Stated problem:
Return the portion of the records that opens with the first line and closes with the line containing "subsection-center (140, 810, 790, 1012)", copying each line character for character.

[Spatial annotation records]
········

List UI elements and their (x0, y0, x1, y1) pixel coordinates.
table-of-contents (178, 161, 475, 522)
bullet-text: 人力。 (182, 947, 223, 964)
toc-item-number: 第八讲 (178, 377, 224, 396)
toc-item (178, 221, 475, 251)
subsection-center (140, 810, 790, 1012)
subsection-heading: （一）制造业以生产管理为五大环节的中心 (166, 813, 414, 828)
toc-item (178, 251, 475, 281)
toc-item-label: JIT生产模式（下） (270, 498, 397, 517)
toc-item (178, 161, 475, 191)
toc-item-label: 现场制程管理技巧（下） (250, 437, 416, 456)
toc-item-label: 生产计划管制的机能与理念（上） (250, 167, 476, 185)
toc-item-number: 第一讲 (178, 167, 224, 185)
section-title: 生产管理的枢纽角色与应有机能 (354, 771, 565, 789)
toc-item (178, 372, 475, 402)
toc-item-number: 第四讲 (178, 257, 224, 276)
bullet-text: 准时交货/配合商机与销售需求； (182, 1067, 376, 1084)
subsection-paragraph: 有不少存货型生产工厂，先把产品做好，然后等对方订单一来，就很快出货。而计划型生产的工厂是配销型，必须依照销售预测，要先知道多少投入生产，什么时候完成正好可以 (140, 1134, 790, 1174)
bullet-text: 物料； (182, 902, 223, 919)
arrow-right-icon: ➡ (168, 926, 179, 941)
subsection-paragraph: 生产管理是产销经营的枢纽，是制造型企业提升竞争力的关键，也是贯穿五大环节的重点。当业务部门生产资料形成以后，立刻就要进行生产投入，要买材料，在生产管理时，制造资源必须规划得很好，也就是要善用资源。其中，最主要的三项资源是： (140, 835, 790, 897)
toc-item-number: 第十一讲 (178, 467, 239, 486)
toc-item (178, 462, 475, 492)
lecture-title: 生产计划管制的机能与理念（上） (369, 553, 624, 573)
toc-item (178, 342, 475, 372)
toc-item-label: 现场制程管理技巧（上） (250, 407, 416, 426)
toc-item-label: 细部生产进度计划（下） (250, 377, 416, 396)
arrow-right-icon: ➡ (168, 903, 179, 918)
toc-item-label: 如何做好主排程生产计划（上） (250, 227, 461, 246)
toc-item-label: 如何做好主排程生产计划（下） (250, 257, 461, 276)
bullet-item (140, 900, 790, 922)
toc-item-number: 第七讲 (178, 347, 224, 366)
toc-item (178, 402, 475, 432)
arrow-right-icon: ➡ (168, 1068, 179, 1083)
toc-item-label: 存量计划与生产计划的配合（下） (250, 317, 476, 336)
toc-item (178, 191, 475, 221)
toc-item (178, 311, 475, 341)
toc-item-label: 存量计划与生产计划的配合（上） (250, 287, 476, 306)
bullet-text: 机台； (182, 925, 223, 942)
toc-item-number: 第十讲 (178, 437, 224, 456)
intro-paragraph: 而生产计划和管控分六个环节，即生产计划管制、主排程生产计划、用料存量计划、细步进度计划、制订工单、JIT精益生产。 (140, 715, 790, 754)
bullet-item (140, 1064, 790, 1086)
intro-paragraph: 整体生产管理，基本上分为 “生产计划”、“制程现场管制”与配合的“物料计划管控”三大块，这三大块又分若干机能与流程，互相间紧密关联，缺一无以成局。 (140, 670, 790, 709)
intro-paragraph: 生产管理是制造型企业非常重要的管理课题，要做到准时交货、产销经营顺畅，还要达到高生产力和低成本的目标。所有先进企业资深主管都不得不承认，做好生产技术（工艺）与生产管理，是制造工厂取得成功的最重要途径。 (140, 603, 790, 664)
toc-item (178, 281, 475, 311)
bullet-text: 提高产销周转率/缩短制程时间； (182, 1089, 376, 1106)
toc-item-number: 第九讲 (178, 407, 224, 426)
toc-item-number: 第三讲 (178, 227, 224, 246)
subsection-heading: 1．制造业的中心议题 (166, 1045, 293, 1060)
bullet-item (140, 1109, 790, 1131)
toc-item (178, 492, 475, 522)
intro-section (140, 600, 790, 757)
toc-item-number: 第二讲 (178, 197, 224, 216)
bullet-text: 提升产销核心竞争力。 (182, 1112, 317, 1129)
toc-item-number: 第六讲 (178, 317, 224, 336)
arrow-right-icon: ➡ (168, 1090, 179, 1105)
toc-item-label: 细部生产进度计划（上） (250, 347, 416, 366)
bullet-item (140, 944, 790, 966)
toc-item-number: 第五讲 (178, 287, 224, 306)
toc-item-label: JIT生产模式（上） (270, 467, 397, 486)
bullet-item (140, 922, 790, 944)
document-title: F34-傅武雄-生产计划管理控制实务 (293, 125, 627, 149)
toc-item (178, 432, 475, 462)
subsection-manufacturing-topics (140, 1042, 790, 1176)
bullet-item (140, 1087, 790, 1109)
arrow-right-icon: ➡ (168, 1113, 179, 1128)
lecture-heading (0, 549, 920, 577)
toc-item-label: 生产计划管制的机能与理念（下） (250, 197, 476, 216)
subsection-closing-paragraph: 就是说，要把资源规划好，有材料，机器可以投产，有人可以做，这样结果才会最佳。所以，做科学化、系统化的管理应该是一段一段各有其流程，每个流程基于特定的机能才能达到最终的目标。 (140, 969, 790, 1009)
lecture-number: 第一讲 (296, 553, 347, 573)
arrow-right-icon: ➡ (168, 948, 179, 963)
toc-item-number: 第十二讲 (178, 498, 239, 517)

········

Solved problem:
List UI elements and their (x0, y0, x1, y1) pixel coordinates.
table-of-contents (178, 161, 475, 522)
bullet-text: 人力。 (182, 947, 223, 964)
toc-item-number: 第八讲 (178, 377, 224, 396)
toc-item (178, 221, 475, 251)
subsection-center (140, 810, 790, 1012)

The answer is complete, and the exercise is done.